"""

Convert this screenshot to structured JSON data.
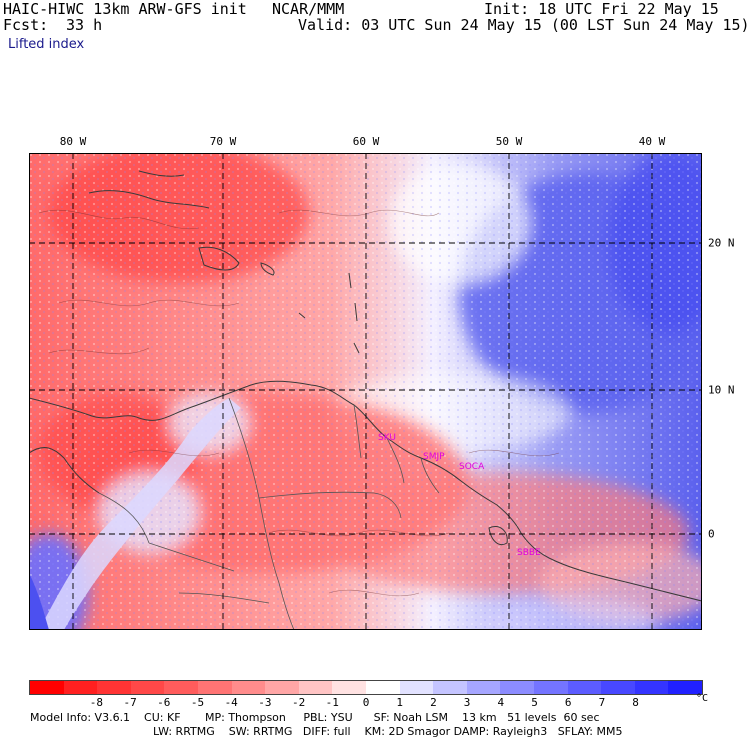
{
  "header": {
    "title_left": "HAIC-HIWC 13km ARW-GFS init",
    "org": "NCAR/MMM",
    "init": "Init: 18 UTC Fri 22 May 15",
    "fcst_label": "Fcst:",
    "fcst_value": "33 h",
    "valid": "Valid: 03 UTC Sun 24 May 15 (00 LST Sun 24 May 15)",
    "field": "Lifted index"
  },
  "longitude_labels": [
    "80 W",
    "70 W",
    "60 W",
    "50 W",
    "40 W"
  ],
  "latitude_labels": [
    "20 N",
    "10 N",
    "0"
  ],
  "sites": [
    "SKU",
    "SMJP",
    "SOCA",
    "SBBE"
  ],
  "colorbar": {
    "ticks": [
      "-8",
      "-7",
      "-6",
      "-5",
      "-4",
      "-3",
      "-2",
      "-1",
      "0",
      "1",
      "2",
      "3",
      "4",
      "5",
      "6",
      "7",
      "8"
    ],
    "unit": "°C",
    "colors": [
      "#ff0000",
      "#ff2020",
      "#ff3434",
      "#ff4848",
      "#ff5c5c",
      "#ff7474",
      "#ff8c8c",
      "#ffa6a6",
      "#ffc4c4",
      "#ffe2e2",
      "#ffffff",
      "#e2e2ff",
      "#c4c4ff",
      "#a6a6ff",
      "#8c8cff",
      "#7474ff",
      "#5c5cff",
      "#4848ff",
      "#3434ff",
      "#2020ff"
    ]
  },
  "footer": {
    "line1": "Model Info: V3.6.1    CU: KF       MP: Thompson     PBL: YSU      SF: Noah LSM    13 km   51 levels  60 sec",
    "line2": "LW: RRTMG    SW: RRTMG   DIFF: full    KM: 2D Smagor DAMP: Rayleigh3   SFLAY: MM5"
  },
  "colors": {
    "continent_outline": "#3a3a3a",
    "grid": "#000000",
    "site_labels": "#e000e0"
  }
}
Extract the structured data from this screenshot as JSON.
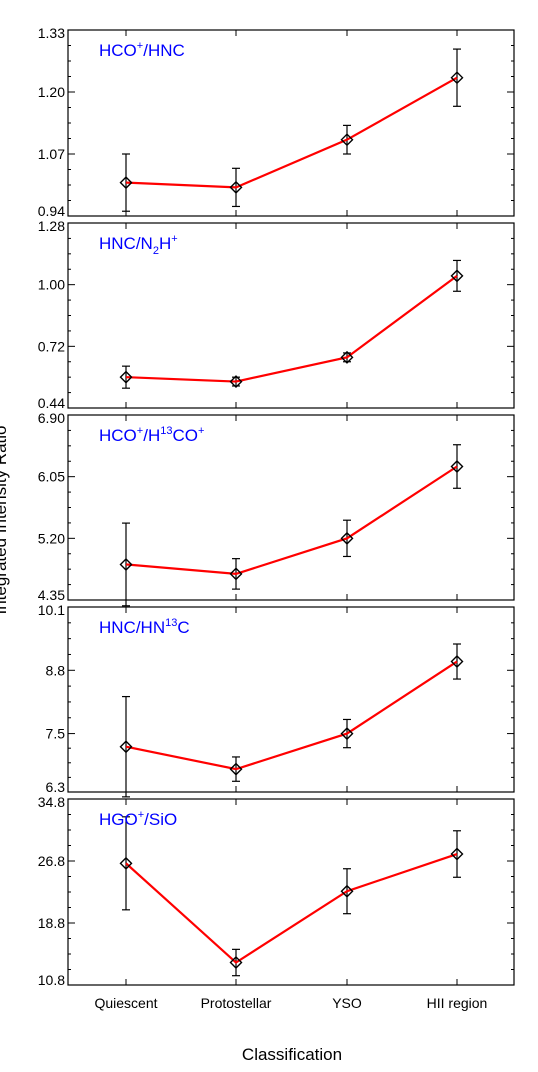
{
  "figure": {
    "xlabel": "Classification",
    "ylabel": "Integrated Intensity Ratio",
    "colors": {
      "line": "#ff0000",
      "marker": "#000000",
      "label": "#0000ff",
      "frame": "#000000"
    }
  },
  "chart_data": [
    {
      "type": "line",
      "label": {
        "base": "HCO",
        "parts": [
          [
            "HCO",
            ""
          ],
          [
            "+",
            "sup"
          ],
          [
            "/HNC",
            ""
          ]
        ]
      },
      "categories": [
        "Quiescent",
        "Protostellar",
        "YSO",
        "HII region"
      ],
      "values": [
        1.01,
        1.0,
        1.1,
        1.23
      ],
      "errors": [
        0.06,
        0.04,
        0.03,
        0.06
      ],
      "ylim": [
        0.94,
        1.33
      ],
      "yticks": [
        "0.94",
        "1.07",
        "1.20",
        "1.33"
      ]
    },
    {
      "type": "line",
      "label": {
        "parts": [
          [
            "HNC/N",
            ""
          ],
          [
            "2",
            "sub"
          ],
          [
            "H",
            ""
          ],
          [
            "+",
            "sup"
          ]
        ]
      },
      "categories": [
        "Quiescent",
        "Protostellar",
        "YSO",
        "HII region"
      ],
      "values": [
        0.58,
        0.56,
        0.67,
        1.04
      ],
      "errors": [
        0.05,
        0.02,
        0.02,
        0.07
      ],
      "ylim": [
        0.44,
        1.28
      ],
      "yticks": [
        "0.44",
        "0.72",
        "1.00",
        "1.28"
      ]
    },
    {
      "type": "line",
      "label": {
        "parts": [
          [
            "HCO",
            ""
          ],
          [
            "+",
            "sup"
          ],
          [
            "/H",
            ""
          ],
          [
            "13",
            "sup"
          ],
          [
            "CO",
            ""
          ],
          [
            "+",
            "sup"
          ]
        ]
      },
      "categories": [
        "Quiescent",
        "Protostellar",
        "YSO",
        "HII region"
      ],
      "values": [
        4.84,
        4.71,
        5.2,
        6.19
      ],
      "errors": [
        0.57,
        0.21,
        0.25,
        0.3
      ],
      "ylim": [
        4.35,
        6.9
      ],
      "yticks": [
        "4.35",
        "5.20",
        "6.05",
        "6.90"
      ]
    },
    {
      "type": "line",
      "label": {
        "parts": [
          [
            "HNC/HN",
            ""
          ],
          [
            "13",
            "sup"
          ],
          [
            "C",
            ""
          ]
        ]
      },
      "categories": [
        "Quiescent",
        "Protostellar",
        "YSO",
        "HII region"
      ],
      "values": [
        7.23,
        6.77,
        7.5,
        8.98
      ],
      "errors": [
        1.03,
        0.25,
        0.29,
        0.36
      ],
      "ylim": [
        6.3,
        10.1
      ],
      "yticks": [
        "6.3",
        "7.5",
        "8.8",
        "10.1"
      ]
    },
    {
      "type": "line",
      "label": {
        "parts": [
          [
            "HGO",
            ""
          ],
          [
            "+",
            "sup"
          ],
          [
            "/SiO",
            ""
          ]
        ]
      },
      "categories": [
        "Quiescent",
        "Protostellar",
        "YSO",
        "HII region"
      ],
      "values": [
        26.5,
        13.7,
        22.9,
        27.7
      ],
      "errors": [
        6.0,
        1.7,
        2.9,
        3.0
      ],
      "ylim": [
        10.8,
        34.8
      ],
      "yticks": [
        "10.8",
        "18.8",
        "26.8",
        "34.8"
      ]
    }
  ]
}
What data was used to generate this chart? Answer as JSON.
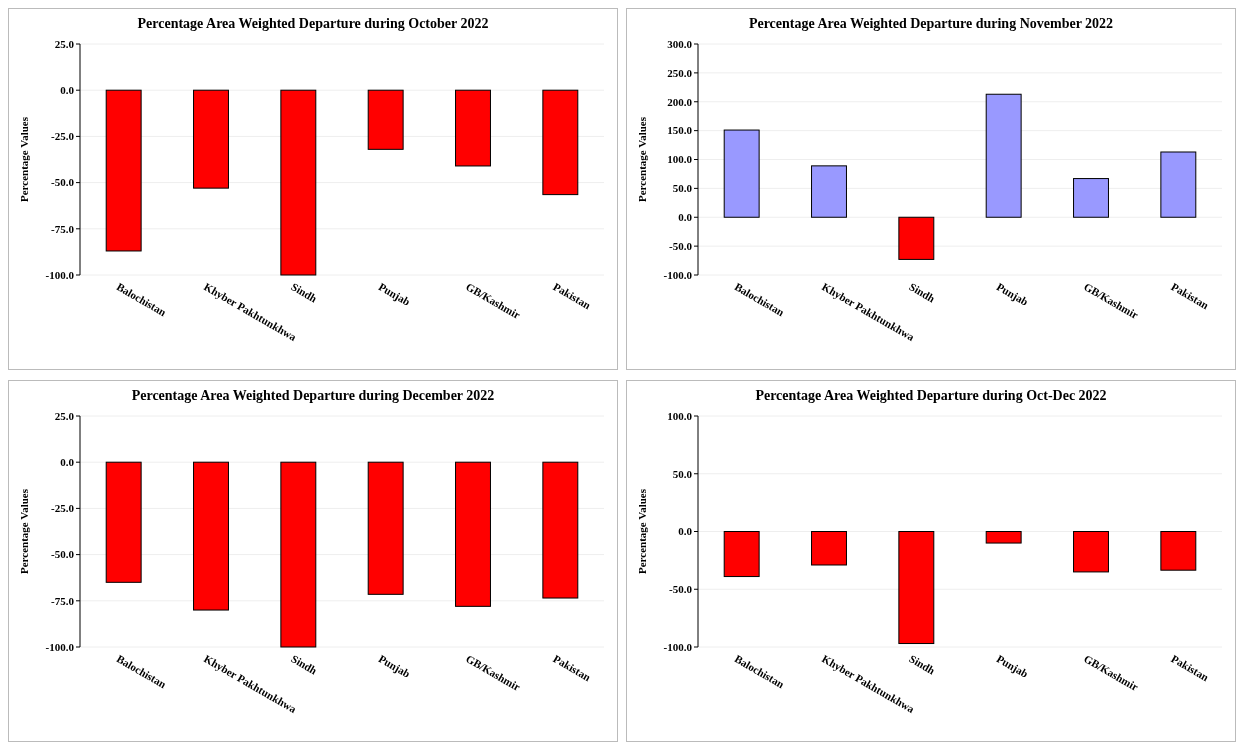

"""

WHAT YOU SHOULD DO: Retype all of the entries exactly as written, leaving out any images.

SOLUTION TO THE EXERCISE:
Convert this screenshot to structured JSON data.
{
  "header": {
    "title_left": "HAIC-HIWC 13km ARW-GFS init",
    "org": "NCAR/MMM",
    "init": "Init: 18 UTC Fri 22 May 15",
    "fcst_label": "Fcst:",
    "fcst_value": "33 h",
    "valid": "Valid: 03 UTC Sun 24 May 15 (00 LST Sun 24 May 15)",
    "field": "Lifted index"
  },
  "longitude_labels": [
    "80 W",
    "70 W",
    "60 W",
    "50 W",
    "40 W"
  ],
  "latitude_labels": [
    "20 N",
    "10 N",
    "0"
  ],
  "sites": [
    "SKU",
    "SMJP",
    "SOCA",
    "SBBE"
  ],
  "colorbar": {
    "ticks": [
      "-8",
      "-7",
      "-6",
      "-5",
      "-4",
      "-3",
      "-2",
      "-1",
      "0",
      "1",
      "2",
      "3",
      "4",
      "5",
      "6",
      "7",
      "8"
    ],
    "unit": "°C",
    "colors": [
      "#ff0000",
      "#ff2020",
      "#ff3434",
      "#ff4848",
      "#ff5c5c",
      "#ff7474",
      "#ff8c8c",
      "#ffa6a6",
      "#ffc4c4",
      "#ffe2e2",
      "#ffffff",
      "#e2e2ff",
      "#c4c4ff",
      "#a6a6ff",
      "#8c8cff",
      "#7474ff",
      "#5c5cff",
      "#4848ff",
      "#3434ff",
      "#2020ff"
    ]
  },
  "footer": {
    "line1": "Model Info: V3.6.1    CU: KF       MP: Thompson     PBL: YSU      SF: Noah LSM    13 km   51 levels  60 sec",
    "line2": "LW: RRTMG    SW: RRTMG   DIFF: full    KM: 2D Smagor DAMP: Rayleigh3   SFLAY: MM5"
  },
  "colors": {
    "continent_outline": "#3a3a3a",
    "grid": "#000000",
    "site_labels": "#e000e0"
  }
}
Extract the structured data from this screenshot as JSON.
{
  "figure": {
    "xlabel": "Classification",
    "ylabel": "Integrated Intensity Ratio",
    "colors": {
      "line": "#ff0000",
      "marker": "#000000",
      "label": "#0000ff",
      "frame": "#000000"
    }
  },
  "chart_data": [
    {
      "type": "line",
      "label": {
        "base": "HCO",
        "parts": [
          [
            "HCO",
            ""
          ],
          [
            "+",
            "sup"
          ],
          [
            "/HNC",
            ""
          ]
        ]
      },
      "categories": [
        "Quiescent",
        "Protostellar",
        "YSO",
        "HII region"
      ],
      "values": [
        1.01,
        1.0,
        1.1,
        1.23
      ],
      "errors": [
        0.06,
        0.04,
        0.03,
        0.06
      ],
      "ylim": [
        0.94,
        1.33
      ],
      "yticks": [
        "0.94",
        "1.07",
        "1.20",
        "1.33"
      ]
    },
    {
      "type": "line",
      "label": {
        "parts": [
          [
            "HNC/N",
            ""
          ],
          [
            "2",
            "sub"
          ],
          [
            "H",
            ""
          ],
          [
            "+",
            "sup"
          ]
        ]
      },
      "categories": [
        "Quiescent",
        "Protostellar",
        "YSO",
        "HII region"
      ],
      "values": [
        0.58,
        0.56,
        0.67,
        1.04
      ],
      "errors": [
        0.05,
        0.02,
        0.02,
        0.07
      ],
      "ylim": [
        0.44,
        1.28
      ],
      "yticks": [
        "0.44",
        "0.72",
        "1.00",
        "1.28"
      ]
    },
    {
      "type": "line",
      "label": {
        "parts": [
          [
            "HCO",
            ""
          ],
          [
            "+",
            "sup"
          ],
          [
            "/H",
            ""
          ],
          [
            "13",
            "sup"
          ],
          [
            "CO",
            ""
          ],
          [
            "+",
            "sup"
          ]
        ]
      },
      "categories": [
        "Quiescent",
        "Protostellar",
        "YSO",
        "HII region"
      ],
      "values": [
        4.84,
        4.71,
        5.2,
        6.19
      ],
      "errors": [
        0.57,
        0.21,
        0.25,
        0.3
      ],
      "ylim": [
        4.35,
        6.9
      ],
      "yticks": [
        "4.35",
        "5.20",
        "6.05",
        "6.90"
      ]
    },
    {
      "type": "line",
      "label": {
        "parts": [
          [
            "HNC/HN",
            ""
          ],
          [
            "13",
            "sup"
          ],
          [
            "C",
            ""
          ]
        ]
      },
      "categories": [
        "Quiescent",
        "Protostellar",
        "YSO",
        "HII region"
      ],
      "values": [
        7.23,
        6.77,
        7.5,
        8.98
      ],
      "errors": [
        1.03,
        0.25,
        0.29,
        0.36
      ],
      "ylim": [
        6.3,
        10.1
      ],
      "yticks": [
        "6.3",
        "7.5",
        "8.8",
        "10.1"
      ]
    },
    {
      "type": "line",
      "label": {
        "parts": [
          [
            "HGO",
            ""
          ],
          [
            "+",
            "sup"
          ],
          [
            "/SiO",
            ""
          ]
        ]
      },
      "categories": [
        "Quiescent",
        "Protostellar",
        "YSO",
        "HII region"
      ],
      "values": [
        26.5,
        13.7,
        22.9,
        27.7
      ],
      "errors": [
        6.0,
        1.7,
        2.9,
        3.0
      ],
      "ylim": [
        10.8,
        34.8
      ],
      "yticks": [
        "10.8",
        "18.8",
        "26.8",
        "34.8"
      ]
    }
  ]
}
What data was used to generate this chart? Answer as JSON.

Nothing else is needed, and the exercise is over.